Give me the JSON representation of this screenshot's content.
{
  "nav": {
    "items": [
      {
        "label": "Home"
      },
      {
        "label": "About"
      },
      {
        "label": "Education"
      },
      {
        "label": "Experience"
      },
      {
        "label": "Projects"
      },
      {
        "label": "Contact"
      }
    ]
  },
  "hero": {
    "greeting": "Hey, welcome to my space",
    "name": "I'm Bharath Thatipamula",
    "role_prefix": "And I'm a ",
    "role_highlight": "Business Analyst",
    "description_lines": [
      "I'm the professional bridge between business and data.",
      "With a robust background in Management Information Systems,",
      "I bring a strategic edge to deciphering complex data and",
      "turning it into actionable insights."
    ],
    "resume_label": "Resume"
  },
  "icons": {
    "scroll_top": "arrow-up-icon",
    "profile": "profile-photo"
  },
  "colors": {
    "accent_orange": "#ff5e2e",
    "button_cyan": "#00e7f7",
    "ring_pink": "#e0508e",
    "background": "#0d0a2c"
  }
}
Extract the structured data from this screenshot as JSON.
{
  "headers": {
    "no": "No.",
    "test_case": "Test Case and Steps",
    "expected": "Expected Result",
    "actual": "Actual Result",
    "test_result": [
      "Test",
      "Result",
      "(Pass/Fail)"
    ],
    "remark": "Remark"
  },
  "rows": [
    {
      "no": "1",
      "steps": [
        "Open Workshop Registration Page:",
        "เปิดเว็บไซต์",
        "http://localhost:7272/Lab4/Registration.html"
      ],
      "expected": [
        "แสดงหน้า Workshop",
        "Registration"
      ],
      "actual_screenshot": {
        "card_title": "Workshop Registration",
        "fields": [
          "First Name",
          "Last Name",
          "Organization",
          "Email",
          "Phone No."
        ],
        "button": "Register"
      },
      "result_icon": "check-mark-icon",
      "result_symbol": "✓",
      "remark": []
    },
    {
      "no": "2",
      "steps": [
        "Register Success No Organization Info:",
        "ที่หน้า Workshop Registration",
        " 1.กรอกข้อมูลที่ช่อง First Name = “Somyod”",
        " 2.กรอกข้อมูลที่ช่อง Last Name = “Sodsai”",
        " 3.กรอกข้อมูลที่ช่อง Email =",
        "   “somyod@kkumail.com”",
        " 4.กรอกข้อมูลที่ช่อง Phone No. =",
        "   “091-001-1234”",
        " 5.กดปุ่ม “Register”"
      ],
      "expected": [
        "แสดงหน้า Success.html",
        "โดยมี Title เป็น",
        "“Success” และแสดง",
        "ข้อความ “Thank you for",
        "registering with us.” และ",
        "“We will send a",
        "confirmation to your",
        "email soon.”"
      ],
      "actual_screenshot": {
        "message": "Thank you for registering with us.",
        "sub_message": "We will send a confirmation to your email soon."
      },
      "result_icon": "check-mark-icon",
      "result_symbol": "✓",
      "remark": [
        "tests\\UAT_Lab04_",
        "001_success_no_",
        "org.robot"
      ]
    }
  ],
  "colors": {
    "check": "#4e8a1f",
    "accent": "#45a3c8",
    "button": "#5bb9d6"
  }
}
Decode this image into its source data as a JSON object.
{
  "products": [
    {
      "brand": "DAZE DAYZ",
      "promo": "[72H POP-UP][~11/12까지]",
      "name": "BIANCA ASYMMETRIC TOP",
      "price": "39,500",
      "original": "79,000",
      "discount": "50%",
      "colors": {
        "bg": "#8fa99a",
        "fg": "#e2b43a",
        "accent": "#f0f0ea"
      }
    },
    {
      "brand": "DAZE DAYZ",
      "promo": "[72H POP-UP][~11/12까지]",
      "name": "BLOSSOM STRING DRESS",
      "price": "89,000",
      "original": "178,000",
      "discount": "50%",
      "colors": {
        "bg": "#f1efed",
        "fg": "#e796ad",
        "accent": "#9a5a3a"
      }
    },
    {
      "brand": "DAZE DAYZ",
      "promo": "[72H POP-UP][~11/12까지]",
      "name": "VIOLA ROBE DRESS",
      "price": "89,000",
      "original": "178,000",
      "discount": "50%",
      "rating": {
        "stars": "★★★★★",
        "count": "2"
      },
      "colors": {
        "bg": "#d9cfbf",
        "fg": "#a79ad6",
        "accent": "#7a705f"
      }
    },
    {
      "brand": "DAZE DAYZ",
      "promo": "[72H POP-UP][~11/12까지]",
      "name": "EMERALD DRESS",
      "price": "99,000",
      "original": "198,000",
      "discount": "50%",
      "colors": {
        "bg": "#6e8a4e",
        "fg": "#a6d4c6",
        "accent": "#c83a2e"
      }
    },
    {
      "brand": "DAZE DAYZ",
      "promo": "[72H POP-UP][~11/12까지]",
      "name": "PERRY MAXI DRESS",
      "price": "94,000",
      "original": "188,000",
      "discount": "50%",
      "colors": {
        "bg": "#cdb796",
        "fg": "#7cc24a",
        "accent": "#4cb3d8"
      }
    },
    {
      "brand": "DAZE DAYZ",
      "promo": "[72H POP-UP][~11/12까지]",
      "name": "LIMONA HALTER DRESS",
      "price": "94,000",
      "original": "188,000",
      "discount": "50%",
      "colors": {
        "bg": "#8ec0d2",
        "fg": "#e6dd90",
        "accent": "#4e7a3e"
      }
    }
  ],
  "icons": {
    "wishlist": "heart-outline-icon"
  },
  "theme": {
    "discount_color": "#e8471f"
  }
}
•••••
Problem statement = The lines above should be duplicated exactly.

Result below =
Give me the JSON representation of this screenshot's content.
{
  "nav": {
    "items": [
      {
        "label": "Home"
      },
      {
        "label": "About"
      },
      {
        "label": "Education"
      },
      {
        "label": "Experience"
      },
      {
        "label": "Projects"
      },
      {
        "label": "Contact"
      }
    ]
  },
  "hero": {
    "greeting": "Hey, welcome to my space",
    "name": "I'm Bharath Thatipamula",
    "role_prefix": "And I'm a ",
    "role_highlight": "Business Analyst",
    "description_lines": [
      "I'm the professional bridge between business and data.",
      "With a robust background in Management Information Systems,",
      "I bring a strategic edge to deciphering complex data and",
      "turning it into actionable insights."
    ],
    "resume_label": "Resume"
  },
  "icons": {
    "scroll_top": "arrow-up-icon",
    "profile": "profile-photo"
  },
  "colors": {
    "accent_orange": "#ff5e2e",
    "button_cyan": "#00e7f7",
    "ring_pink": "#e0508e",
    "background": "#0d0a2c"
  }
}
Extract the structured data from this screenshot as JSON.
{
  "headers": {
    "no": "No.",
    "test_case": "Test Case and Steps",
    "expected": "Expected Result",
    "actual": "Actual Result",
    "test_result": [
      "Test",
      "Result",
      "(Pass/Fail)"
    ],
    "remark": "Remark"
  },
  "rows": [
    {
      "no": "1",
      "steps": [
        "Open Workshop Registration Page:",
        "เปิดเว็บไซต์",
        "http://localhost:7272/Lab4/Registration.html"
      ],
      "expected": [
        "แสดงหน้า Workshop",
        "Registration"
      ],
      "actual_screenshot": {
        "card_title": "Workshop Registration",
        "fields": [
          "First Name",
          "Last Name",
          "Organization",
          "Email",
          "Phone No."
        ],
        "button": "Register"
      },
      "result_icon": "check-mark-icon",
      "result_symbol": "✓",
      "remark": []
    },
    {
      "no": "2",
      "steps": [
        "Register Success No Organization Info:",
        "ที่หน้า Workshop Registration",
        " 1.กรอกข้อมูลที่ช่อง First Name = “Somyod”",
        " 2.กรอกข้อมูลที่ช่อง Last Name = “Sodsai”",
        " 3.กรอกข้อมูลที่ช่อง Email =",
        "   “somyod@kkumail.com”",
        " 4.กรอกข้อมูลที่ช่อง Phone No. =",
        "   “091-001-1234”",
        " 5.กดปุ่ม “Register”"
      ],
      "expected": [
        "แสดงหน้า Success.html",
        "โดยมี Title เป็น",
        "“Success” และแสดง",
        "ข้อความ “Thank you for",
        "registering with us.” และ",
        "“We will send a",
        "confirmation to your",
        "email soon.”"
      ],
      "actual_screenshot": {
        "message": "Thank you for registering with us.",
        "sub_message": "We will send a confirmation to your email soon."
      },
      "result_icon": "check-mark-icon",
      "result_symbol": "✓",
      "remark": [
        "tests\\UAT_Lab04_",
        "001_success_no_",
        "org.robot"
      ]
    }
  ],
  "colors": {
    "check": "#4e8a1f",
    "accent": "#45a3c8",
    "button": "#5bb9d6"
  }
}
Decode this image into its source data as a JSON object.
{
  "products": [
    {
      "brand": "DAZE DAYZ",
      "promo": "[72H POP-UP][~11/12까지]",
      "name": "BIANCA ASYMMETRIC TOP",
      "price": "39,500",
      "original": "79,000",
      "discount": "50%",
      "colors": {
        "bg": "#8fa99a",
        "fg": "#e2b43a",
        "accent": "#f0f0ea"
      }
    },
    {
      "brand": "DAZE DAYZ",
      "promo": "[72H POP-UP][~11/12까지]",
      "name": "BLOSSOM STRING DRESS",
      "price": "89,000",
      "original": "178,000",
      "discount": "50%",
      "colors": {
        "bg": "#f1efed",
        "fg": "#e796ad",
        "accent": "#9a5a3a"
      }
    },
    {
      "brand": "DAZE DAYZ",
      "promo": "[72H POP-UP][~11/12까지]",
      "name": "VIOLA ROBE DRESS",
      "price": "89,000",
      "original": "178,000",
      "discount": "50%",
      "rating": {
        "stars": "★★★★★",
        "count": "2"
      },
      "colors": {
        "bg": "#d9cfbf",
        "fg": "#a79ad6",
        "accent": "#7a705f"
      }
    },
    {
      "brand": "DAZE DAYZ",
      "promo": "[72H POP-UP][~11/12까지]",
      "name": "EMERALD DRESS",
      "price": "99,000",
      "original": "198,000",
      "discount": "50%",
      "colors": {
        "bg": "#6e8a4e",
        "fg": "#a6d4c6",
        "accent": "#c83a2e"
      }
    },
    {
      "brand": "DAZE DAYZ",
      "promo": "[72H POP-UP][~11/12까지]",
      "name": "PERRY MAXI DRESS",
      "price": "94,000",
      "original": "188,000",
      "discount": "50%",
      "colors": {
        "bg": "#cdb796",
        "fg": "#7cc24a",
        "accent": "#4cb3d8"
      }
    },
    {
      "brand": "DAZE DAYZ",
      "promo": "[72H POP-UP][~11/12까지]",
      "name": "LIMONA HALTER DRESS",
      "price": "94,000",
      "original": "188,000",
      "discount": "50%",
      "colors": {
        "bg": "#8ec0d2",
        "fg": "#e6dd90",
        "accent": "#4e7a3e"
      }
    }
  ],
  "icons": {
    "wishlist": "heart-outline-icon"
  },
  "theme": {
    "discount_color": "#e8471f"
  }
}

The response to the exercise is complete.